───── TASK INPUT

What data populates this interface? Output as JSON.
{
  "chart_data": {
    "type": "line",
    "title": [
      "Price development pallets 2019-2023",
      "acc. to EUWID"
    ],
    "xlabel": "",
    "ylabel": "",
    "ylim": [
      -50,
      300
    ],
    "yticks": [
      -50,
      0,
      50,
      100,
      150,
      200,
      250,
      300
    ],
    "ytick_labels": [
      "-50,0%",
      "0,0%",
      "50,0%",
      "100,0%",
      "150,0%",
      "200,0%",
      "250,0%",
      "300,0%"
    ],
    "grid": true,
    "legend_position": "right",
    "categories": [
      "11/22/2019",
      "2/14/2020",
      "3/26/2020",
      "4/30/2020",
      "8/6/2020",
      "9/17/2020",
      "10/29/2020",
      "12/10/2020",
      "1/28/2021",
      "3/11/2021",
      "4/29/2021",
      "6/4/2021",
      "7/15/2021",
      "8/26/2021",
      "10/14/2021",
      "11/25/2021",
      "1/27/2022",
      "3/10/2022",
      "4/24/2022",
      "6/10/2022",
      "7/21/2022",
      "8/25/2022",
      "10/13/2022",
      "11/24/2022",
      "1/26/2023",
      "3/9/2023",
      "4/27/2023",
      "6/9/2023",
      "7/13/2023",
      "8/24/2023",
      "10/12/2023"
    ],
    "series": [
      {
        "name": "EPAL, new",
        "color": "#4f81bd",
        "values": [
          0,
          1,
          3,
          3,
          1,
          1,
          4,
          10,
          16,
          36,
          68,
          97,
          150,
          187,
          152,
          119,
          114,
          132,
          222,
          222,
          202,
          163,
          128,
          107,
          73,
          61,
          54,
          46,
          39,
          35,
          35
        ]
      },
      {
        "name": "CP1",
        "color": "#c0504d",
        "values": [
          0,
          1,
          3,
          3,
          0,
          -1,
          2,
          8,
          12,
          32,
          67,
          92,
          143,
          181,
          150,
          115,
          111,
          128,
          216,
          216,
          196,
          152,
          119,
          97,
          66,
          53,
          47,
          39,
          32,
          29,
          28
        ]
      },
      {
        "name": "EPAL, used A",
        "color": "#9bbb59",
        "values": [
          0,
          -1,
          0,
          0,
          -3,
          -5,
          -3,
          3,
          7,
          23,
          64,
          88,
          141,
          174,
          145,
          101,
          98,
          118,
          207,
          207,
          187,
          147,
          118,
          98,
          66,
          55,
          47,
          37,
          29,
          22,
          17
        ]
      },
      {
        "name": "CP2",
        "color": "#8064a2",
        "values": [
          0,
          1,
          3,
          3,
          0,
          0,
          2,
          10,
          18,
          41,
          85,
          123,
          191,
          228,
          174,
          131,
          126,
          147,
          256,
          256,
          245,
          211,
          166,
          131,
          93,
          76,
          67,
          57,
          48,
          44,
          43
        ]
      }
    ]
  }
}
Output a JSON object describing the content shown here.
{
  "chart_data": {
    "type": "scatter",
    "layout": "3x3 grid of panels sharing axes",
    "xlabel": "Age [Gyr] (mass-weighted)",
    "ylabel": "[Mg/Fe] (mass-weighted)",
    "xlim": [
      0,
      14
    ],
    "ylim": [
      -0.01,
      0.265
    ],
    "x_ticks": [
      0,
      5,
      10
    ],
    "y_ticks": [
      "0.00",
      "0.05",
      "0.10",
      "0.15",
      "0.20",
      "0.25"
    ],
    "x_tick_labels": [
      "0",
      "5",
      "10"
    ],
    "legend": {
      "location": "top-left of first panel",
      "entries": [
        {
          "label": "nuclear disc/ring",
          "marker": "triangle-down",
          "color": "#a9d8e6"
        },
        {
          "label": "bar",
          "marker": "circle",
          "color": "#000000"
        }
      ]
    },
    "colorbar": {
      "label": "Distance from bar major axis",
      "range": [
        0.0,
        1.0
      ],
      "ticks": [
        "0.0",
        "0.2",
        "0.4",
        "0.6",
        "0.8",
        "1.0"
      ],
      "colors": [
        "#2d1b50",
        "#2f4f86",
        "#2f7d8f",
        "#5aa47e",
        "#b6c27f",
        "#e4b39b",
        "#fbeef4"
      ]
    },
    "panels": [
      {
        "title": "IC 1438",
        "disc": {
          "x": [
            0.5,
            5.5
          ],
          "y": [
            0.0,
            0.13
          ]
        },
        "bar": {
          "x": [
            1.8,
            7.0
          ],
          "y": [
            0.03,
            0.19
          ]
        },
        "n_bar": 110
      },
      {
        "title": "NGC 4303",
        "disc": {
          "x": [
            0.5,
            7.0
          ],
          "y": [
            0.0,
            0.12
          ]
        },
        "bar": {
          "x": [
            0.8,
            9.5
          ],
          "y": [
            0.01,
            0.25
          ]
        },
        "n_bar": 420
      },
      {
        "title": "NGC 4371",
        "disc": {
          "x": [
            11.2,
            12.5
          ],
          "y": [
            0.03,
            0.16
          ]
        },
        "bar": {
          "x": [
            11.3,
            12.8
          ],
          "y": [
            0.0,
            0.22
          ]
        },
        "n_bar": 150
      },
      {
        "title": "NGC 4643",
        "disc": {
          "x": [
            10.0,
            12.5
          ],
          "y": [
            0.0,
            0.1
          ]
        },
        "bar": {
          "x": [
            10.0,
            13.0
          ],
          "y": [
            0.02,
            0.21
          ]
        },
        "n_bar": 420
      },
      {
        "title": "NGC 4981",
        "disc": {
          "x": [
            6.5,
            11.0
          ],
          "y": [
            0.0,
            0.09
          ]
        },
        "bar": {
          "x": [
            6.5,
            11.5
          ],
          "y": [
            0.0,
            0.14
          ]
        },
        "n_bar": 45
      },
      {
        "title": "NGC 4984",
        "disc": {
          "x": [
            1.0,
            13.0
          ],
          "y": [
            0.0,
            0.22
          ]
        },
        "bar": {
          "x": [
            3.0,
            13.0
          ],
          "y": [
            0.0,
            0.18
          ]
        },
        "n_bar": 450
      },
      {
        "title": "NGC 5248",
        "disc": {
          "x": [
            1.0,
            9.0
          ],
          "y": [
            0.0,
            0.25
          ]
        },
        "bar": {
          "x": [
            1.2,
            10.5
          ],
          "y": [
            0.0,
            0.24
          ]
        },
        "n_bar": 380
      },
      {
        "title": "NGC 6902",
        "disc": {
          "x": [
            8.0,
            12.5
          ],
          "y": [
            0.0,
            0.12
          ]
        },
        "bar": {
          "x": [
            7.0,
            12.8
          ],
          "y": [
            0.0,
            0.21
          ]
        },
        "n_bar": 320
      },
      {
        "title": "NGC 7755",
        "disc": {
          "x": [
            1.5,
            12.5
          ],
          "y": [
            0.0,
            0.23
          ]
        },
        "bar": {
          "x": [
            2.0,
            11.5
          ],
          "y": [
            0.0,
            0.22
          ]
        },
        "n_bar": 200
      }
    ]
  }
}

──────────

# [CHALLENGE]
Give back the whole listing exactly as it reads.

# [SOLUTION]
What data populates this interface? Output as JSON.
{
  "chart_data": {
    "type": "line",
    "title": [
      "Price development pallets 2019-2023",
      "acc. to EUWID"
    ],
    "xlabel": "",
    "ylabel": "",
    "ylim": [
      -50,
      300
    ],
    "yticks": [
      -50,
      0,
      50,
      100,
      150,
      200,
      250,
      300
    ],
    "ytick_labels": [
      "-50,0%",
      "0,0%",
      "50,0%",
      "100,0%",
      "150,0%",
      "200,0%",
      "250,0%",
      "300,0%"
    ],
    "grid": true,
    "legend_position": "right",
    "categories": [
      "11/22/2019",
      "2/14/2020",
      "3/26/2020",
      "4/30/2020",
      "8/6/2020",
      "9/17/2020",
      "10/29/2020",
      "12/10/2020",
      "1/28/2021",
      "3/11/2021",
      "4/29/2021",
      "6/4/2021",
      "7/15/2021",
      "8/26/2021",
      "10/14/2021",
      "11/25/2021",
      "1/27/2022",
      "3/10/2022",
      "4/24/2022",
      "6/10/2022",
      "7/21/2022",
      "8/25/2022",
      "10/13/2022",
      "11/24/2022",
      "1/26/2023",
      "3/9/2023",
      "4/27/2023",
      "6/9/2023",
      "7/13/2023",
      "8/24/2023",
      "10/12/2023"
    ],
    "series": [
      {
        "name": "EPAL, new",
        "color": "#4f81bd",
        "values": [
          0,
          1,
          3,
          3,
          1,
          1,
          4,
          10,
          16,
          36,
          68,
          97,
          150,
          187,
          152,
          119,
          114,
          132,
          222,
          222,
          202,
          163,
          128,
          107,
          73,
          61,
          54,
          46,
          39,
          35,
          35
        ]
      },
      {
        "name": "CP1",
        "color": "#c0504d",
        "values": [
          0,
          1,
          3,
          3,
          0,
          -1,
          2,
          8,
          12,
          32,
          67,
          92,
          143,
          181,
          150,
          115,
          111,
          128,
          216,
          216,
          196,
          152,
          119,
          97,
          66,
          53,
          47,
          39,
          32,
          29,
          28
        ]
      },
      {
        "name": "EPAL, used A",
        "color": "#9bbb59",
        "values": [
          0,
          -1,
          0,
          0,
          -3,
          -5,
          -3,
          3,
          7,
          23,
          64,
          88,
          141,
          174,
          145,
          101,
          98,
          118,
          207,
          207,
          187,
          147,
          118,
          98,
          66,
          55,
          47,
          37,
          29,
          22,
          17
        ]
      },
      {
        "name": "CP2",
        "color": "#8064a2",
        "values": [
          0,
          1,
          3,
          3,
          0,
          0,
          2,
          10,
          18,
          41,
          85,
          123,
          191,
          228,
          174,
          131,
          126,
          147,
          256,
          256,
          245,
          211,
          166,
          131,
          93,
          76,
          67,
          57,
          48,
          44,
          43
        ]
      }
    ]
  }
}
Output a JSON object describing the content shown here.
{
  "chart_data": {
    "type": "scatter",
    "layout": "3x3 grid of panels sharing axes",
    "xlabel": "Age [Gyr] (mass-weighted)",
    "ylabel": "[Mg/Fe] (mass-weighted)",
    "xlim": [
      0,
      14
    ],
    "ylim": [
      -0.01,
      0.265
    ],
    "x_ticks": [
      0,
      5,
      10
    ],
    "y_ticks": [
      "0.00",
      "0.05",
      "0.10",
      "0.15",
      "0.20",
      "0.25"
    ],
    "x_tick_labels": [
      "0",
      "5",
      "10"
    ],
    "legend": {
      "location": "top-left of first panel",
      "entries": [
        {
          "label": "nuclear disc/ring",
          "marker": "triangle-down",
          "color": "#a9d8e6"
        },
        {
          "label": "bar",
          "marker": "circle",
          "color": "#000000"
        }
      ]
    },
    "colorbar": {
      "label": "Distance from bar major axis",
      "range": [
        0.0,
        1.0
      ],
      "ticks": [
        "0.0",
        "0.2",
        "0.4",
        "0.6",
        "0.8",
        "1.0"
      ],
      "colors": [
        "#2d1b50",
        "#2f4f86",
        "#2f7d8f",
        "#5aa47e",
        "#b6c27f",
        "#e4b39b",
        "#fbeef4"
      ]
    },
    "panels": [
      {
        "title": "IC 1438",
        "disc": {
          "x": [
            0.5,
            5.5
          ],
          "y": [
            0.0,
            0.13
          ]
        },
        "bar": {
          "x": [
            1.8,
            7.0
          ],
          "y": [
            0.03,
            0.19
          ]
        },
        "n_bar": 110
      },
      {
        "title": "NGC 4303",
        "disc": {
          "x": [
            0.5,
            7.0
          ],
          "y": [
            0.0,
            0.12
          ]
        },
        "bar": {
          "x": [
            0.8,
            9.5
          ],
          "y": [
            0.01,
            0.25
          ]
        },
        "n_bar": 420
      },
      {
        "title": "NGC 4371",
        "disc": {
          "x": [
            11.2,
            12.5
          ],
          "y": [
            0.03,
            0.16
          ]
        },
        "bar": {
          "x": [
            11.3,
            12.8
          ],
          "y": [
            0.0,
            0.22
          ]
        },
        "n_bar": 150
      },
      {
        "title": "NGC 4643",
        "disc": {
          "x": [
            10.0,
            12.5
          ],
          "y": [
            0.0,
            0.1
          ]
        },
        "bar": {
          "x": [
            10.0,
            13.0
          ],
          "y": [
            0.02,
            0.21
          ]
        },
        "n_bar": 420
      },
      {
        "title": "NGC 4981",
        "disc": {
          "x": [
            6.5,
            11.0
          ],
          "y": [
            0.0,
            0.09
          ]
        },
        "bar": {
          "x": [
            6.5,
            11.5
          ],
          "y": [
            0.0,
            0.14
          ]
        },
        "n_bar": 45
      },
      {
        "title": "NGC 4984",
        "disc": {
          "x": [
            1.0,
            13.0
          ],
          "y": [
            0.0,
            0.22
          ]
        },
        "bar": {
          "x": [
            3.0,
            13.0
          ],
          "y": [
            0.0,
            0.18
          ]
        },
        "n_bar": 450
      },
      {
        "title": "NGC 5248",
        "disc": {
          "x": [
            1.0,
            9.0
          ],
          "y": [
            0.0,
            0.25
          ]
        },
        "bar": {
          "x": [
            1.2,
            10.5
          ],
          "y": [
            0.0,
            0.24
          ]
        },
        "n_bar": 380
      },
      {
        "title": "NGC 6902",
        "disc": {
          "x": [
            8.0,
            12.5
          ],
          "y": [
            0.0,
            0.12
          ]
        },
        "bar": {
          "x": [
            7.0,
            12.8
          ],
          "y": [
            0.0,
            0.21
          ]
        },
        "n_bar": 320
      },
      {
        "title": "NGC 7755",
        "disc": {
          "x": [
            1.5,
            12.5
          ],
          "y": [
            0.0,
            0.23
          ]
        },
        "bar": {
          "x": [
            2.0,
            11.5
          ],
          "y": [
            0.0,
            0.22
          ]
        },
        "n_bar": 200
      }
    ]
  }
}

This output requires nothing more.